## Your instructions
Write out the whole listing, matching it exactly.

## Information shown
────

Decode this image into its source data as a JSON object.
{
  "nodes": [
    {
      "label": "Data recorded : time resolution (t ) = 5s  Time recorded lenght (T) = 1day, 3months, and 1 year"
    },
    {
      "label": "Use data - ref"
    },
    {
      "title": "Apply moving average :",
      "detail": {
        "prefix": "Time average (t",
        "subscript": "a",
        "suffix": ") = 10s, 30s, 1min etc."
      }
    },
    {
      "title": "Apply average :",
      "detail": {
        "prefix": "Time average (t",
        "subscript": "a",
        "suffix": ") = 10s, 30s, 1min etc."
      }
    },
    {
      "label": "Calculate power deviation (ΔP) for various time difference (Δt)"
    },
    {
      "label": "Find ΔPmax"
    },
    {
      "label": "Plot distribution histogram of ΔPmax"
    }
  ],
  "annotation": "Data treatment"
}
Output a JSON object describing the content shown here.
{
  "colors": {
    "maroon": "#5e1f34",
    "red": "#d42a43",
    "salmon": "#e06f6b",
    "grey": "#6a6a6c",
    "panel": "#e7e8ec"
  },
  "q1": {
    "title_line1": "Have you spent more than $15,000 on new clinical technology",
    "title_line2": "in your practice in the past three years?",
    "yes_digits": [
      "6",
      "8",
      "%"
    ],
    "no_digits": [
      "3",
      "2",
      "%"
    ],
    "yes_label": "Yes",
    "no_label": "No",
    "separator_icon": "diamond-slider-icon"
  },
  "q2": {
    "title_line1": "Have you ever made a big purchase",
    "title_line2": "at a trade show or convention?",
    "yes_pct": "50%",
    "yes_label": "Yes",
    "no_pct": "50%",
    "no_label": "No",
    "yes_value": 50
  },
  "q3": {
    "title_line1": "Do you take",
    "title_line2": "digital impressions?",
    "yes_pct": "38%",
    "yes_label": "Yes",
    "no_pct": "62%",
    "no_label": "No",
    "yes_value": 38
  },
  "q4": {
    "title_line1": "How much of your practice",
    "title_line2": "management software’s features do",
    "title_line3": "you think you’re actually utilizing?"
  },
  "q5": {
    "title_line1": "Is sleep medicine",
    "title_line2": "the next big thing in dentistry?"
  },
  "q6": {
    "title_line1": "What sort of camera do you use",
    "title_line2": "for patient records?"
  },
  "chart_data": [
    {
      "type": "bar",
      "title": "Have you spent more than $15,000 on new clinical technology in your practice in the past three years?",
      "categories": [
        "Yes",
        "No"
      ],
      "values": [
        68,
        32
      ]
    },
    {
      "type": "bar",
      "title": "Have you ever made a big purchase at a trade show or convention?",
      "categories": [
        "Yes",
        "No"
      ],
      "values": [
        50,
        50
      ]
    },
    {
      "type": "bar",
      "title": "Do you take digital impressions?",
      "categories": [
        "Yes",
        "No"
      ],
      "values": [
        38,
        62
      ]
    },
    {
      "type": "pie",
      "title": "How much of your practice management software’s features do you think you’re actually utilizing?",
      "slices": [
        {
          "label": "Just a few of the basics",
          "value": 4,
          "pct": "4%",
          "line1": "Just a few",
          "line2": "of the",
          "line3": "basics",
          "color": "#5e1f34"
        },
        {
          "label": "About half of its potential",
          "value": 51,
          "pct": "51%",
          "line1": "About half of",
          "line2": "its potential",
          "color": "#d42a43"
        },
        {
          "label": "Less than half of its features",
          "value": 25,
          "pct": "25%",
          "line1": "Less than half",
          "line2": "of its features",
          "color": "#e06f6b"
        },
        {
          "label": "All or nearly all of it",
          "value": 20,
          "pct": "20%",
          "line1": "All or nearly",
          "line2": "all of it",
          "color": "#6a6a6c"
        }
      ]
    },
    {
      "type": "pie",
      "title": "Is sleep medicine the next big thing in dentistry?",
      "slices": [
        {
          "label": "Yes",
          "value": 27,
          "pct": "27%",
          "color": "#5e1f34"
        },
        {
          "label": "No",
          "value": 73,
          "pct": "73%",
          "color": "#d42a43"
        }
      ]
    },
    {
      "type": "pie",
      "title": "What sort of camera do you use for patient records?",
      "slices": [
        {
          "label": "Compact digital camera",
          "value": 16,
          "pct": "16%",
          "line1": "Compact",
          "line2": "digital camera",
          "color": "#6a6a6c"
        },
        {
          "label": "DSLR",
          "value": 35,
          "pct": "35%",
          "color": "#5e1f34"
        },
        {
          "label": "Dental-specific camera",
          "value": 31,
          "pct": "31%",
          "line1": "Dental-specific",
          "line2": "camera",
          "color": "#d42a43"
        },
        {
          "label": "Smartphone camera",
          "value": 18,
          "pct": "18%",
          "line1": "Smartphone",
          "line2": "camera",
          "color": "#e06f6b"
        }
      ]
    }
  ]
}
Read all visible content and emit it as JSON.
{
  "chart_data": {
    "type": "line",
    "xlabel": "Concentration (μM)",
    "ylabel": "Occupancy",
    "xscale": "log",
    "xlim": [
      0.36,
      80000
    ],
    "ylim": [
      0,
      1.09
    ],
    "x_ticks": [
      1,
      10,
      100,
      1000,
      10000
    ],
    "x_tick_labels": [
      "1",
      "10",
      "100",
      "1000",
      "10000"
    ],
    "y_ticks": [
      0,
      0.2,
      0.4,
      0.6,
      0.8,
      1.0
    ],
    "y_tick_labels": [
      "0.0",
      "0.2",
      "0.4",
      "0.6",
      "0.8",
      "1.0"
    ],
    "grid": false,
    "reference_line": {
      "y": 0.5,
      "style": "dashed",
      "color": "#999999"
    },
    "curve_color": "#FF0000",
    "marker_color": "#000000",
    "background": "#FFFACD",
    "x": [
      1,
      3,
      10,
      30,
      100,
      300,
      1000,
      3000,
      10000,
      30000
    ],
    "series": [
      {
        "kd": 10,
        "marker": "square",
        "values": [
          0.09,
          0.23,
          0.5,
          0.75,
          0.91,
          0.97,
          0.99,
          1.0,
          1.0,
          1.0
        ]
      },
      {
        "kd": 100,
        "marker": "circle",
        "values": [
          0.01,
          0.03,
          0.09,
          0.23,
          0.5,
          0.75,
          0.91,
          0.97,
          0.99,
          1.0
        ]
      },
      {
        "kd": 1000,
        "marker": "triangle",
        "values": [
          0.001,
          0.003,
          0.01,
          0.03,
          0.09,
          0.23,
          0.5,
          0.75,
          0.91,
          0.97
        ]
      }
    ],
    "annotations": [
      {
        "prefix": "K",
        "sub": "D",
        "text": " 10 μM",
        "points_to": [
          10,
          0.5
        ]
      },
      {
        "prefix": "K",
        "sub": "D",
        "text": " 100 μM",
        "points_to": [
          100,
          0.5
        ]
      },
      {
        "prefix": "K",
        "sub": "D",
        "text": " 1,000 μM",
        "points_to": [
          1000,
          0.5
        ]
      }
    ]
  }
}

────

## Written solution
Decode this image into its source data as a JSON object.
{
  "nodes": [
    {
      "label": "Data recorded : time resolution (t ) = 5s  Time recorded lenght (T) = 1day, 3months, and 1 year"
    },
    {
      "label": "Use data - ref"
    },
    {
      "title": "Apply moving average :",
      "detail": {
        "prefix": "Time average (t",
        "subscript": "a",
        "suffix": ") = 10s, 30s, 1min etc."
      }
    },
    {
      "title": "Apply average :",
      "detail": {
        "prefix": "Time average (t",
        "subscript": "a",
        "suffix": ") = 10s, 30s, 1min etc."
      }
    },
    {
      "label": "Calculate power deviation (ΔP) for various time difference (Δt)"
    },
    {
      "label": "Find ΔPmax"
    },
    {
      "label": "Plot distribution histogram of ΔPmax"
    }
  ],
  "annotation": "Data treatment"
}
Output a JSON object describing the content shown here.
{
  "colors": {
    "maroon": "#5e1f34",
    "red": "#d42a43",
    "salmon": "#e06f6b",
    "grey": "#6a6a6c",
    "panel": "#e7e8ec"
  },
  "q1": {
    "title_line1": "Have you spent more than $15,000 on new clinical technology",
    "title_line2": "in your practice in the past three years?",
    "yes_digits": [
      "6",
      "8",
      "%"
    ],
    "no_digits": [
      "3",
      "2",
      "%"
    ],
    "yes_label": "Yes",
    "no_label": "No",
    "separator_icon": "diamond-slider-icon"
  },
  "q2": {
    "title_line1": "Have you ever made a big purchase",
    "title_line2": "at a trade show or convention?",
    "yes_pct": "50%",
    "yes_label": "Yes",
    "no_pct": "50%",
    "no_label": "No",
    "yes_value": 50
  },
  "q3": {
    "title_line1": "Do you take",
    "title_line2": "digital impressions?",
    "yes_pct": "38%",
    "yes_label": "Yes",
    "no_pct": "62%",
    "no_label": "No",
    "yes_value": 38
  },
  "q4": {
    "title_line1": "How much of your practice",
    "title_line2": "management software’s features do",
    "title_line3": "you think you’re actually utilizing?"
  },
  "q5": {
    "title_line1": "Is sleep medicine",
    "title_line2": "the next big thing in dentistry?"
  },
  "q6": {
    "title_line1": "What sort of camera do you use",
    "title_line2": "for patient records?"
  },
  "chart_data": [
    {
      "type": "bar",
      "title": "Have you spent more than $15,000 on new clinical technology in your practice in the past three years?",
      "categories": [
        "Yes",
        "No"
      ],
      "values": [
        68,
        32
      ]
    },
    {
      "type": "bar",
      "title": "Have you ever made a big purchase at a trade show or convention?",
      "categories": [
        "Yes",
        "No"
      ],
      "values": [
        50,
        50
      ]
    },
    {
      "type": "bar",
      "title": "Do you take digital impressions?",
      "categories": [
        "Yes",
        "No"
      ],
      "values": [
        38,
        62
      ]
    },
    {
      "type": "pie",
      "title": "How much of your practice management software’s features do you think you’re actually utilizing?",
      "slices": [
        {
          "label": "Just a few of the basics",
          "value": 4,
          "pct": "4%",
          "line1": "Just a few",
          "line2": "of the",
          "line3": "basics",
          "color": "#5e1f34"
        },
        {
          "label": "About half of its potential",
          "value": 51,
          "pct": "51%",
          "line1": "About half of",
          "line2": "its potential",
          "color": "#d42a43"
        },
        {
          "label": "Less than half of its features",
          "value": 25,
          "pct": "25%",
          "line1": "Less than half",
          "line2": "of its features",
          "color": "#e06f6b"
        },
        {
          "label": "All or nearly all of it",
          "value": 20,
          "pct": "20%",
          "line1": "All or nearly",
          "line2": "all of it",
          "color": "#6a6a6c"
        }
      ]
    },
    {
      "type": "pie",
      "title": "Is sleep medicine the next big thing in dentistry?",
      "slices": [
        {
          "label": "Yes",
          "value": 27,
          "pct": "27%",
          "color": "#5e1f34"
        },
        {
          "label": "No",
          "value": 73,
          "pct": "73%",
          "color": "#d42a43"
        }
      ]
    },
    {
      "type": "pie",
      "title": "What sort of camera do you use for patient records?",
      "slices": [
        {
          "label": "Compact digital camera",
          "value": 16,
          "pct": "16%",
          "line1": "Compact",
          "line2": "digital camera",
          "color": "#6a6a6c"
        },
        {
          "label": "DSLR",
          "value": 35,
          "pct": "35%",
          "color": "#5e1f34"
        },
        {
          "label": "Dental-specific camera",
          "value": 31,
          "pct": "31%",
          "line1": "Dental-specific",
          "line2": "camera",
          "color": "#d42a43"
        },
        {
          "label": "Smartphone camera",
          "value": 18,
          "pct": "18%",
          "line1": "Smartphone",
          "line2": "camera",
          "color": "#e06f6b"
        }
      ]
    }
  ]
}
Read all visible content and emit it as JSON.
{
  "chart_data": {
    "type": "line",
    "xlabel": "Concentration (μM)",
    "ylabel": "Occupancy",
    "xscale": "log",
    "xlim": [
      0.36,
      80000
    ],
    "ylim": [
      0,
      1.09
    ],
    "x_ticks": [
      1,
      10,
      100,
      1000,
      10000
    ],
    "x_tick_labels": [
      "1",
      "10",
      "100",
      "1000",
      "10000"
    ],
    "y_ticks": [
      0,
      0.2,
      0.4,
      0.6,
      0.8,
      1.0
    ],
    "y_tick_labels": [
      "0.0",
      "0.2",
      "0.4",
      "0.6",
      "0.8",
      "1.0"
    ],
    "grid": false,
    "reference_line": {
      "y": 0.5,
      "style": "dashed",
      "color": "#999999"
    },
    "curve_color": "#FF0000",
    "marker_color": "#000000",
    "background": "#FFFACD",
    "x": [
      1,
      3,
      10,
      30,
      100,
      300,
      1000,
      3000,
      10000,
      30000
    ],
    "series": [
      {
        "kd": 10,
        "marker": "square",
        "values": [
          0.09,
          0.23,
          0.5,
          0.75,
          0.91,
          0.97,
          0.99,
          1.0,
          1.0,
          1.0
        ]
      },
      {
        "kd": 100,
        "marker": "circle",
        "values": [
          0.01,
          0.03,
          0.09,
          0.23,
          0.5,
          0.75,
          0.91,
          0.97,
          0.99,
          1.0
        ]
      },
      {
        "kd": 1000,
        "marker": "triangle",
        "values": [
          0.001,
          0.003,
          0.01,
          0.03,
          0.09,
          0.23,
          0.5,
          0.75,
          0.91,
          0.97
        ]
      }
    ],
    "annotations": [
      {
        "prefix": "K",
        "sub": "D",
        "text": " 10 μM",
        "points_to": [
          10,
          0.5
        ]
      },
      {
        "prefix": "K",
        "sub": "D",
        "text": " 100 μM",
        "points_to": [
          100,
          0.5
        ]
      },
      {
        "prefix": "K",
        "sub": "D",
        "text": " 1,000 μM",
        "points_to": [
          1000,
          0.5
        ]
      }
    ]
  }
}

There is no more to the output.